____ Task material

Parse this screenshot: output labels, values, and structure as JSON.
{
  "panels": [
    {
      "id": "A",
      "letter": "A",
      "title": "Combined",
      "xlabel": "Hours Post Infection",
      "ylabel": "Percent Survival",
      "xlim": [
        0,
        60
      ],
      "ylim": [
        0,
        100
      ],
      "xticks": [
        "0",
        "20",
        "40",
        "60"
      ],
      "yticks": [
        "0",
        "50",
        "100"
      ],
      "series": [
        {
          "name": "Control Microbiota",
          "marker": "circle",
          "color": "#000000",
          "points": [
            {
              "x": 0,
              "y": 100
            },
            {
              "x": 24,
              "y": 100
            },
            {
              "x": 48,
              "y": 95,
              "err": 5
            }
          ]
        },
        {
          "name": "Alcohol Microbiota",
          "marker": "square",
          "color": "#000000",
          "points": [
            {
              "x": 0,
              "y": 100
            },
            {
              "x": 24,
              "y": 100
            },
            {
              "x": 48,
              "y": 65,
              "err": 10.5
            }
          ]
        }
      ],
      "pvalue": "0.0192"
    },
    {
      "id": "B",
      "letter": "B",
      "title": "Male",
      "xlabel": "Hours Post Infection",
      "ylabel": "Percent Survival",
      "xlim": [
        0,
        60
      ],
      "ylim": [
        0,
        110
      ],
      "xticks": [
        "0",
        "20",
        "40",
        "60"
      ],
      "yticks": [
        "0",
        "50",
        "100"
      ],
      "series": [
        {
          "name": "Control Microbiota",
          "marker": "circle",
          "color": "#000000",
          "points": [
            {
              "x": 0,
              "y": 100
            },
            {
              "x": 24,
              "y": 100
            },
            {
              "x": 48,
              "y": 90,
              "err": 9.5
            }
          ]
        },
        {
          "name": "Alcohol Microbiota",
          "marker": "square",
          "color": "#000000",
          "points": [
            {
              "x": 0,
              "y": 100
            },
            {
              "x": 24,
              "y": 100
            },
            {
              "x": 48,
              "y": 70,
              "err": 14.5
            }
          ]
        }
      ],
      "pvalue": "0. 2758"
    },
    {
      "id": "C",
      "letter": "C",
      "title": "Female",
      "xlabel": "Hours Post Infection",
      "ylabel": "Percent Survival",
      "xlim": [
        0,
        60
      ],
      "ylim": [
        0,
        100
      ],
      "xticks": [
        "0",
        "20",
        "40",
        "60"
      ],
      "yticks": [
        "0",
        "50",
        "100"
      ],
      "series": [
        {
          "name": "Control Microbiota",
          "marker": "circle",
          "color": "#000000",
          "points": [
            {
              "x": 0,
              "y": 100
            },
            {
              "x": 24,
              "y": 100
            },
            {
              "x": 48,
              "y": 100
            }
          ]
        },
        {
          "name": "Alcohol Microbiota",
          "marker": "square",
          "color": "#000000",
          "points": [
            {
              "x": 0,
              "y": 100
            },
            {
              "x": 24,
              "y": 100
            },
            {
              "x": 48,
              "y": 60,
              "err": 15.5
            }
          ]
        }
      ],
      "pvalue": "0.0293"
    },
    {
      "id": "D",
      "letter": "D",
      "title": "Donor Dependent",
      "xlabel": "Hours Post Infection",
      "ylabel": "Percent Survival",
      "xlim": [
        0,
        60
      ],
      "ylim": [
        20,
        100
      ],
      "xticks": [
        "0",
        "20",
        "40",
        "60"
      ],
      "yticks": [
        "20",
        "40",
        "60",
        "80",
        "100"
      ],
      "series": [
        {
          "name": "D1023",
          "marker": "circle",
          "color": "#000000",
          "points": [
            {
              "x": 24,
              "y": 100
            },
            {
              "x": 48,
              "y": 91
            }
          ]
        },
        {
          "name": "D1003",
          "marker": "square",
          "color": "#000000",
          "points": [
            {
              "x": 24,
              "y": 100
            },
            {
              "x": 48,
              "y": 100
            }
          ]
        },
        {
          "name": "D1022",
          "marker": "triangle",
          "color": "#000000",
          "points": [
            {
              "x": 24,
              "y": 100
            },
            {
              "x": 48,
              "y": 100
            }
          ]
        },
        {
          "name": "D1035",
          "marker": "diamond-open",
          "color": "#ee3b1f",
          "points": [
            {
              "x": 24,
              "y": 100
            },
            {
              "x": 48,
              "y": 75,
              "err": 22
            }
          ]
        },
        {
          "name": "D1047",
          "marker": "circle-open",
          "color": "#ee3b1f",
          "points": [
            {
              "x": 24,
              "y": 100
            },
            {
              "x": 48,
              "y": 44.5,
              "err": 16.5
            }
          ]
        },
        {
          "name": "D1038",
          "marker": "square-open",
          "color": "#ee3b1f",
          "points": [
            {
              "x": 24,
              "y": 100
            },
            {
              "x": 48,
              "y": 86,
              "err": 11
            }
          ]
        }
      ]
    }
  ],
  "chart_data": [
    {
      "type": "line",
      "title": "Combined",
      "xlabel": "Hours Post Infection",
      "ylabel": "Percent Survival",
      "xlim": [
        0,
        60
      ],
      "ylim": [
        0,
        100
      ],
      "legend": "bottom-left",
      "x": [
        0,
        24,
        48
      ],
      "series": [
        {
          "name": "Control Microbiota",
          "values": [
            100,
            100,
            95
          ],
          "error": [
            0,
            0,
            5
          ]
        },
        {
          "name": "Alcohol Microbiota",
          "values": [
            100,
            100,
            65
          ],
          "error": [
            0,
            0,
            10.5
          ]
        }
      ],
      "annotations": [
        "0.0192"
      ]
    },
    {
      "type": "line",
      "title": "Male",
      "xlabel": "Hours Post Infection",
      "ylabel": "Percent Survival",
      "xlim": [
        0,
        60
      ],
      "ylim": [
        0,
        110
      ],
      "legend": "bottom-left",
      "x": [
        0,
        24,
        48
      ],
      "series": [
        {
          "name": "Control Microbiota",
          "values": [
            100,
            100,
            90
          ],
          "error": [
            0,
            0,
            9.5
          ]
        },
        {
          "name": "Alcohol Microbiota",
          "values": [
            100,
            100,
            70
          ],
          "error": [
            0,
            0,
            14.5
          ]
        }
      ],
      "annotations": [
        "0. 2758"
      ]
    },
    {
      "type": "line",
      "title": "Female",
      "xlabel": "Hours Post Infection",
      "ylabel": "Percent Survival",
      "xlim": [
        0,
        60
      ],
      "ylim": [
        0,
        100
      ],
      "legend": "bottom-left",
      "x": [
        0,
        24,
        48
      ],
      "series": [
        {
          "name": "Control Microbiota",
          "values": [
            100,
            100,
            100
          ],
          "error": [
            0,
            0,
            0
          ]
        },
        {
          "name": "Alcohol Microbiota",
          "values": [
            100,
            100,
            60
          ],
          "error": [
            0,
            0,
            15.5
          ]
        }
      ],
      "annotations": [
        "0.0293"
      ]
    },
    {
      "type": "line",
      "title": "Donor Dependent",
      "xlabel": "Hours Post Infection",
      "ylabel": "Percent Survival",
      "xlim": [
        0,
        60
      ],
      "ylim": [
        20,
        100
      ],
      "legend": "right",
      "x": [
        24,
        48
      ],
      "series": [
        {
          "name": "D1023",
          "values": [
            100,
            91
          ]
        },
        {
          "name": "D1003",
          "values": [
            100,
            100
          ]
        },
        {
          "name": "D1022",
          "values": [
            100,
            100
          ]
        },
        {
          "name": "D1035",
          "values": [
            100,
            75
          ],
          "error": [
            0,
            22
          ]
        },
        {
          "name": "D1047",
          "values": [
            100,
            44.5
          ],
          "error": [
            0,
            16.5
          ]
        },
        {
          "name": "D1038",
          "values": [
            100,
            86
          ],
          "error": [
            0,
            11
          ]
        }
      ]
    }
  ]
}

________

What the task requires. Copy each record from above without leaving any out.

Task result.
Parse this screenshot: output labels, values, and structure as JSON.
{
  "panels": [
    {
      "id": "A",
      "letter": "A",
      "title": "Combined",
      "xlabel": "Hours Post Infection",
      "ylabel": "Percent Survival",
      "xlim": [
        0,
        60
      ],
      "ylim": [
        0,
        100
      ],
      "xticks": [
        "0",
        "20",
        "40",
        "60"
      ],
      "yticks": [
        "0",
        "50",
        "100"
      ],
      "series": [
        {
          "name": "Control Microbiota",
          "marker": "circle",
          "color": "#000000",
          "points": [
            {
              "x": 0,
              "y": 100
            },
            {
              "x": 24,
              "y": 100
            },
            {
              "x": 48,
              "y": 95,
              "err": 5
            }
          ]
        },
        {
          "name": "Alcohol Microbiota",
          "marker": "square",
          "color": "#000000",
          "points": [
            {
              "x": 0,
              "y": 100
            },
            {
              "x": 24,
              "y": 100
            },
            {
              "x": 48,
              "y": 65,
              "err": 10.5
            }
          ]
        }
      ],
      "pvalue": "0.0192"
    },
    {
      "id": "B",
      "letter": "B",
      "title": "Male",
      "xlabel": "Hours Post Infection",
      "ylabel": "Percent Survival",
      "xlim": [
        0,
        60
      ],
      "ylim": [
        0,
        110
      ],
      "xticks": [
        "0",
        "20",
        "40",
        "60"
      ],
      "yticks": [
        "0",
        "50",
        "100"
      ],
      "series": [
        {
          "name": "Control Microbiota",
          "marker": "circle",
          "color": "#000000",
          "points": [
            {
              "x": 0,
              "y": 100
            },
            {
              "x": 24,
              "y": 100
            },
            {
              "x": 48,
              "y": 90,
              "err": 9.5
            }
          ]
        },
        {
          "name": "Alcohol Microbiota",
          "marker": "square",
          "color": "#000000",
          "points": [
            {
              "x": 0,
              "y": 100
            },
            {
              "x": 24,
              "y": 100
            },
            {
              "x": 48,
              "y": 70,
              "err": 14.5
            }
          ]
        }
      ],
      "pvalue": "0. 2758"
    },
    {
      "id": "C",
      "letter": "C",
      "title": "Female",
      "xlabel": "Hours Post Infection",
      "ylabel": "Percent Survival",
      "xlim": [
        0,
        60
      ],
      "ylim": [
        0,
        100
      ],
      "xticks": [
        "0",
        "20",
        "40",
        "60"
      ],
      "yticks": [
        "0",
        "50",
        "100"
      ],
      "series": [
        {
          "name": "Control Microbiota",
          "marker": "circle",
          "color": "#000000",
          "points": [
            {
              "x": 0,
              "y": 100
            },
            {
              "x": 24,
              "y": 100
            },
            {
              "x": 48,
              "y": 100
            }
          ]
        },
        {
          "name": "Alcohol Microbiota",
          "marker": "square",
          "color": "#000000",
          "points": [
            {
              "x": 0,
              "y": 100
            },
            {
              "x": 24,
              "y": 100
            },
            {
              "x": 48,
              "y": 60,
              "err": 15.5
            }
          ]
        }
      ],
      "pvalue": "0.0293"
    },
    {
      "id": "D",
      "letter": "D",
      "title": "Donor Dependent",
      "xlabel": "Hours Post Infection",
      "ylabel": "Percent Survival",
      "xlim": [
        0,
        60
      ],
      "ylim": [
        20,
        100
      ],
      "xticks": [
        "0",
        "20",
        "40",
        "60"
      ],
      "yticks": [
        "20",
        "40",
        "60",
        "80",
        "100"
      ],
      "series": [
        {
          "name": "D1023",
          "marker": "circle",
          "color": "#000000",
          "points": [
            {
              "x": 24,
              "y": 100
            },
            {
              "x": 48,
              "y": 91
            }
          ]
        },
        {
          "name": "D1003",
          "marker": "square",
          "color": "#000000",
          "points": [
            {
              "x": 24,
              "y": 100
            },
            {
              "x": 48,
              "y": 100
            }
          ]
        },
        {
          "name": "D1022",
          "marker": "triangle",
          "color": "#000000",
          "points": [
            {
              "x": 24,
              "y": 100
            },
            {
              "x": 48,
              "y": 100
            }
          ]
        },
        {
          "name": "D1035",
          "marker": "diamond-open",
          "color": "#ee3b1f",
          "points": [
            {
              "x": 24,
              "y": 100
            },
            {
              "x": 48,
              "y": 75,
              "err": 22
            }
          ]
        },
        {
          "name": "D1047",
          "marker": "circle-open",
          "color": "#ee3b1f",
          "points": [
            {
              "x": 24,
              "y": 100
            },
            {
              "x": 48,
              "y": 44.5,
              "err": 16.5
            }
          ]
        },
        {
          "name": "D1038",
          "marker": "square-open",
          "color": "#ee3b1f",
          "points": [
            {
              "x": 24,
              "y": 100
            },
            {
              "x": 48,
              "y": 86,
              "err": 11
            }
          ]
        }
      ]
    }
  ],
  "chart_data": [
    {
      "type": "line",
      "title": "Combined",
      "xlabel": "Hours Post Infection",
      "ylabel": "Percent Survival",
      "xlim": [
        0,
        60
      ],
      "ylim": [
        0,
        100
      ],
      "legend": "bottom-left",
      "x": [
        0,
        24,
        48
      ],
      "series": [
        {
          "name": "Control Microbiota",
          "values": [
            100,
            100,
            95
          ],
          "error": [
            0,
            0,
            5
          ]
        },
        {
          "name": "Alcohol Microbiota",
          "values": [
            100,
            100,
            65
          ],
          "error": [
            0,
            0,
            10.5
          ]
        }
      ],
      "annotations": [
        "0.0192"
      ]
    },
    {
      "type": "line",
      "title": "Male",
      "xlabel": "Hours Post Infection",
      "ylabel": "Percent Survival",
      "xlim": [
        0,
        60
      ],
      "ylim": [
        0,
        110
      ],
      "legend": "bottom-left",
      "x": [
        0,
        24,
        48
      ],
      "series": [
        {
          "name": "Control Microbiota",
          "values": [
            100,
            100,
            90
          ],
          "error": [
            0,
            0,
            9.5
          ]
        },
        {
          "name": "Alcohol Microbiota",
          "values": [
            100,
            100,
            70
          ],
          "error": [
            0,
            0,
            14.5
          ]
        }
      ],
      "annotations": [
        "0. 2758"
      ]
    },
    {
      "type": "line",
      "title": "Female",
      "xlabel": "Hours Post Infection",
      "ylabel": "Percent Survival",
      "xlim": [
        0,
        60
      ],
      "ylim": [
        0,
        100
      ],
      "legend": "bottom-left",
      "x": [
        0,
        24,
        48
      ],
      "series": [
        {
          "name": "Control Microbiota",
          "values": [
            100,
            100,
            100
          ],
          "error": [
            0,
            0,
            0
          ]
        },
        {
          "name": "Alcohol Microbiota",
          "values": [
            100,
            100,
            60
          ],
          "error": [
            0,
            0,
            15.5
          ]
        }
      ],
      "annotations": [
        "0.0293"
      ]
    },
    {
      "type": "line",
      "title": "Donor Dependent",
      "xlabel": "Hours Post Infection",
      "ylabel": "Percent Survival",
      "xlim": [
        0,
        60
      ],
      "ylim": [
        20,
        100
      ],
      "legend": "right",
      "x": [
        24,
        48
      ],
      "series": [
        {
          "name": "D1023",
          "values": [
            100,
            91
          ]
        },
        {
          "name": "D1003",
          "values": [
            100,
            100
          ]
        },
        {
          "name": "D1022",
          "values": [
            100,
            100
          ]
        },
        {
          "name": "D1035",
          "values": [
            100,
            75
          ],
          "error": [
            0,
            22
          ]
        },
        {
          "name": "D1047",
          "values": [
            100,
            44.5
          ],
          "error": [
            0,
            16.5
          ]
        },
        {
          "name": "D1038",
          "values": [
            100,
            86
          ],
          "error": [
            0,
            11
          ]
        }
      ]
    }
  ]
}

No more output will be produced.